▶ [Exercise objective]: Reproduce every entry exactly and leave its pictures out.

▶ [Raw data]:
--- begin ---

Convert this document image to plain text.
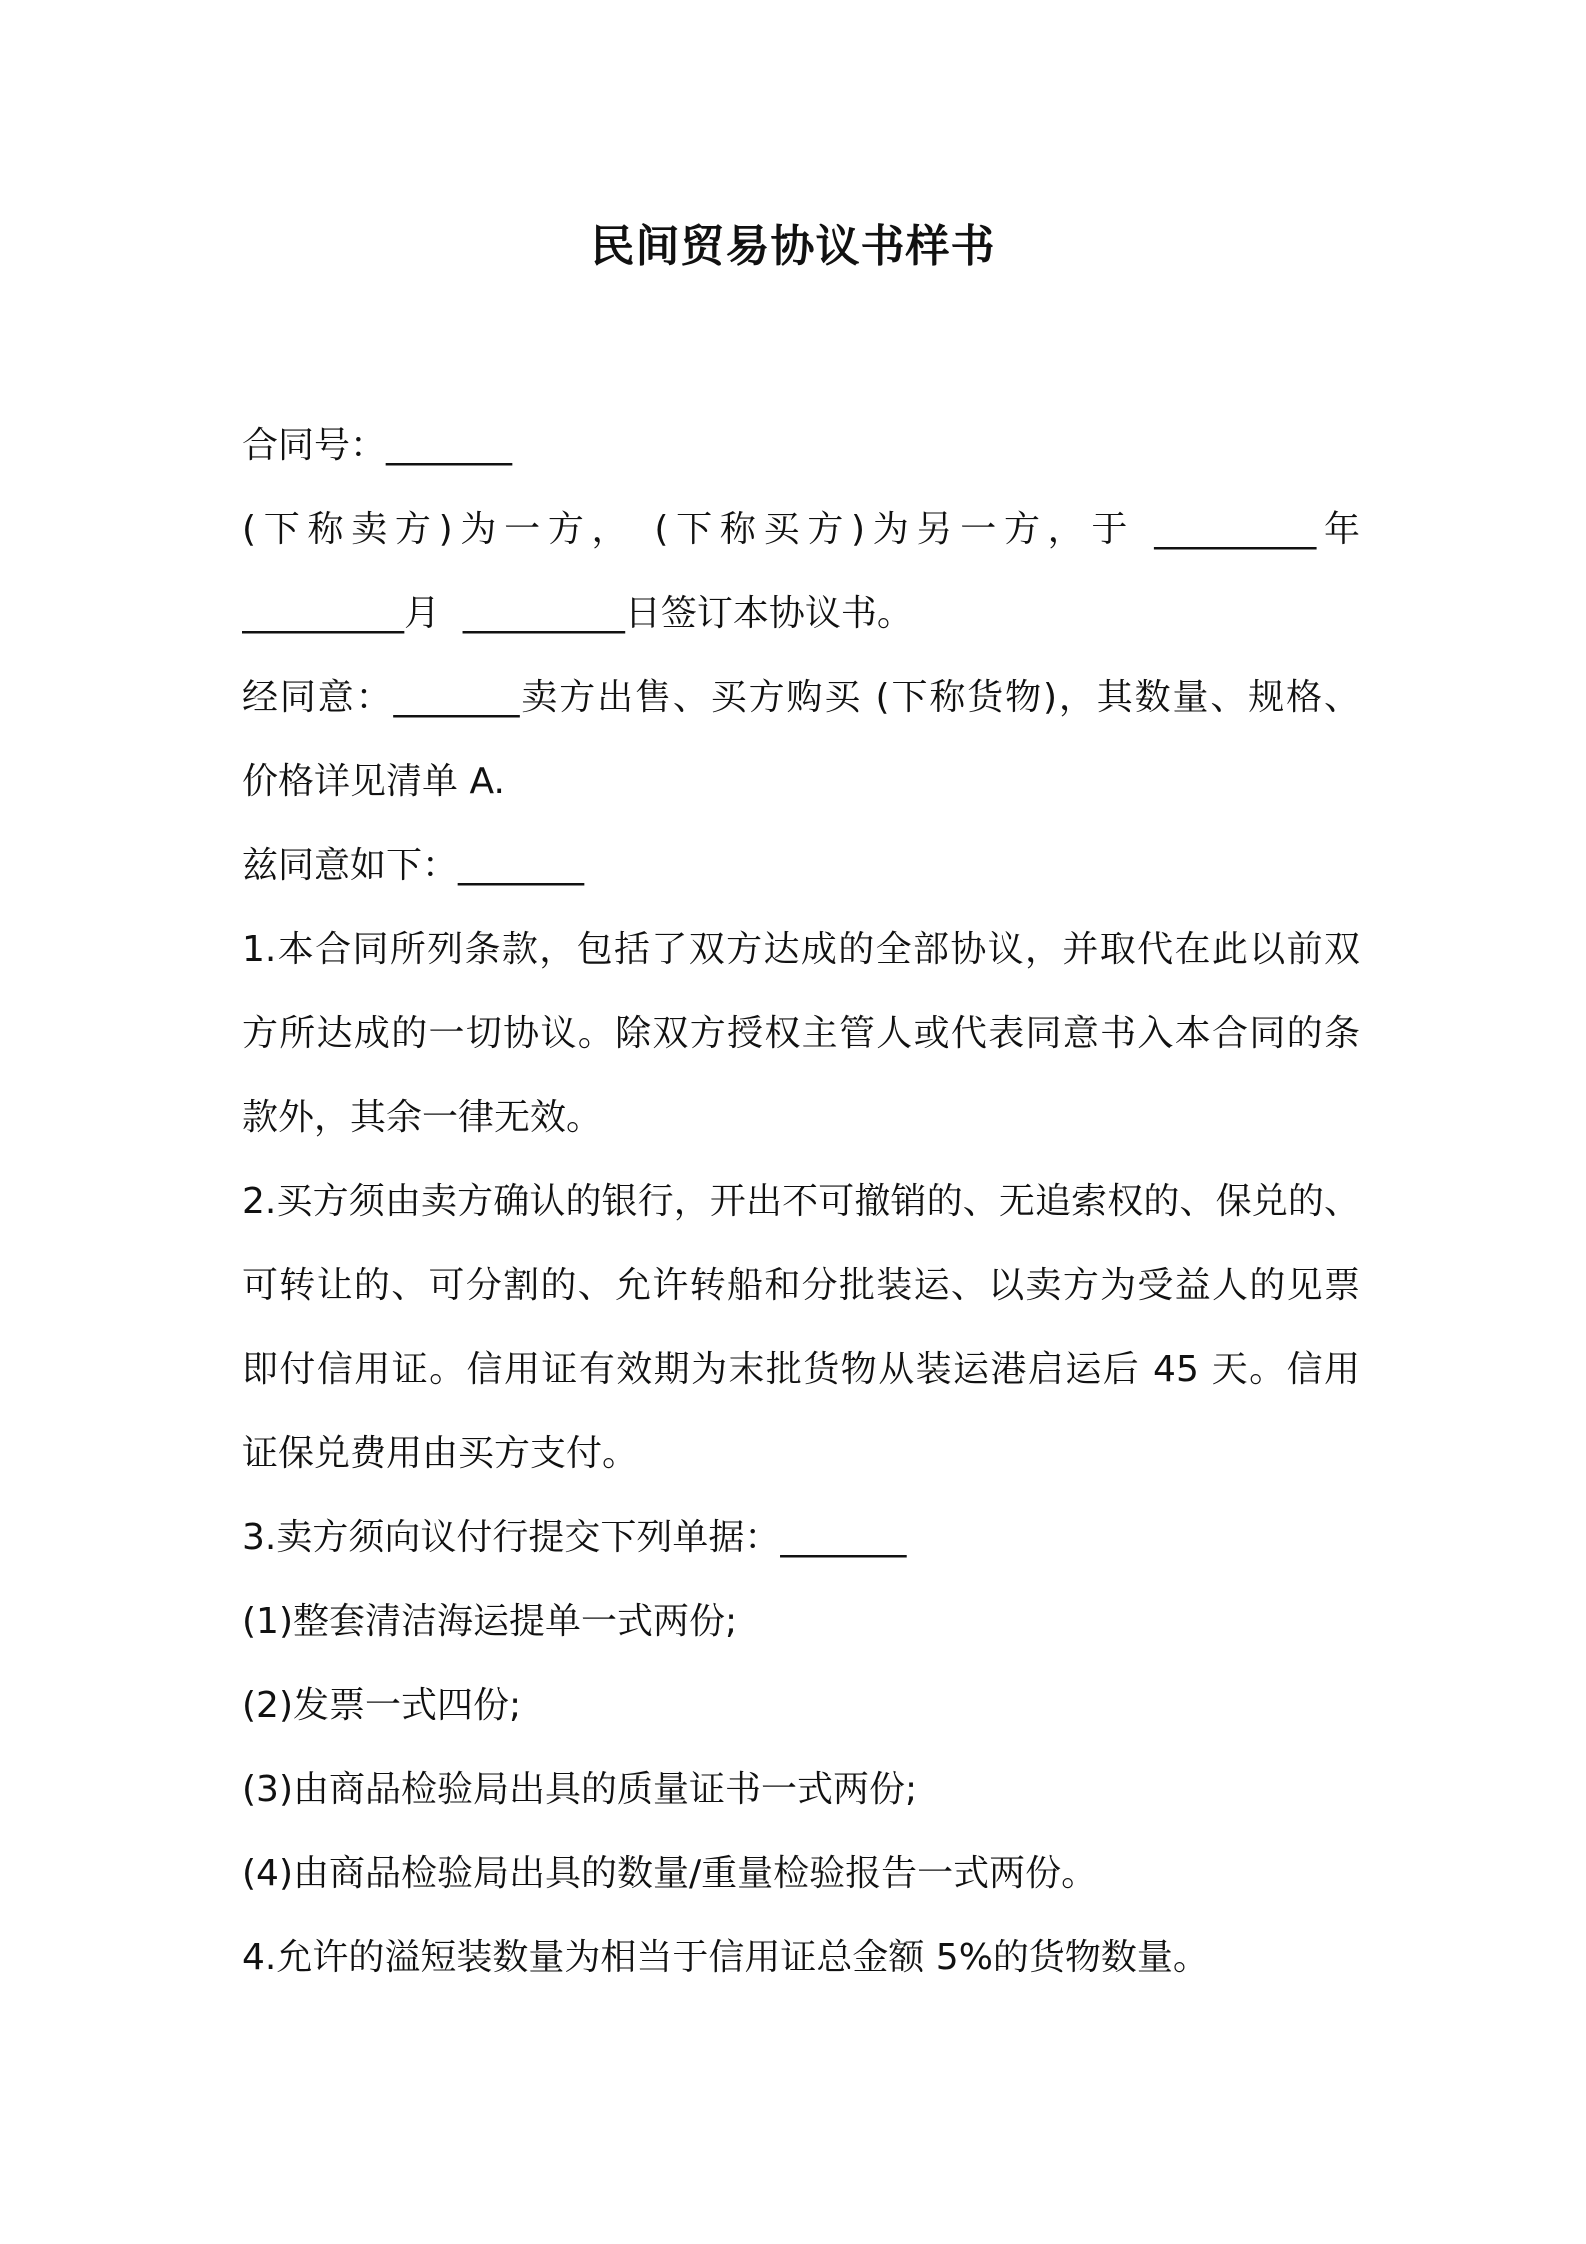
民间贸易协议书样书
合同号：_______
(下称卖方)为一方， (下称买方)为另一方，于 _________年
_________月  _________日签订本协议书。
经同意：_______卖方出售、买方购买 (下称货物)，其数量、规格、
价格详见清单 A.
兹同意如下：_______
1.本合同所列条款，包括了双方达成的全部协议，并取代在此以前双
方所达成的一切协议。除双方授权主管人或代表同意书入本合同的条
款外，其余一律无效。
2.买方须由卖方确认的银行，开出不可撤销的、无追索权的、保兑的、
可转让的、可分割的、允许转船和分批装运、以卖方为受益人的见票
即付信用证。信用证有效期为末批货物从装运港启运后 45 天。信用
证保兑费用由买方支付。
3.卖方须向议付行提交下列单据：_______
(1)整套清洁海运提单一式两份;
(2)发票一式四份;
(3)由商品检验局出具的质量证书一式两份;
(4)由商品检验局出具的数量/重量检验报告一式两份。
4.允许的溢短装数量为相当于信用证总金额 5%的货物数量。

--- end ---

▶ [Reply to the task]:
Convert this document image to plain text.
民间贸易协议书样书
合同号：_______
(下称卖方)为一方， (下称买方)为另一方，于 _________年
_________月  _________日签订本协议书。
经同意：_______卖方出售、买方购买 (下称货物)，其数量、规格、
价格详见清单 A.
兹同意如下：_______
1.本合同所列条款，包括了双方达成的全部协议，并取代在此以前双
方所达成的一切协议。除双方授权主管人或代表同意书入本合同的条
款外，其余一律无效。
2.买方须由卖方确认的银行，开出不可撤销的、无追索权的、保兑的、
可转让的、可分割的、允许转船和分批装运、以卖方为受益人的见票
即付信用证。信用证有效期为末批货物从装运港启运后 45 天。信用
证保兑费用由买方支付。
3.卖方须向议付行提交下列单据：_______
(1)整套清洁海运提单一式两份;
(2)发票一式四份;
(3)由商品检验局出具的质量证书一式两份;
(4)由商品检验局出具的数量/重量检验报告一式两份。
4.允许的溢短装数量为相当于信用证总金额 5%的货物数量。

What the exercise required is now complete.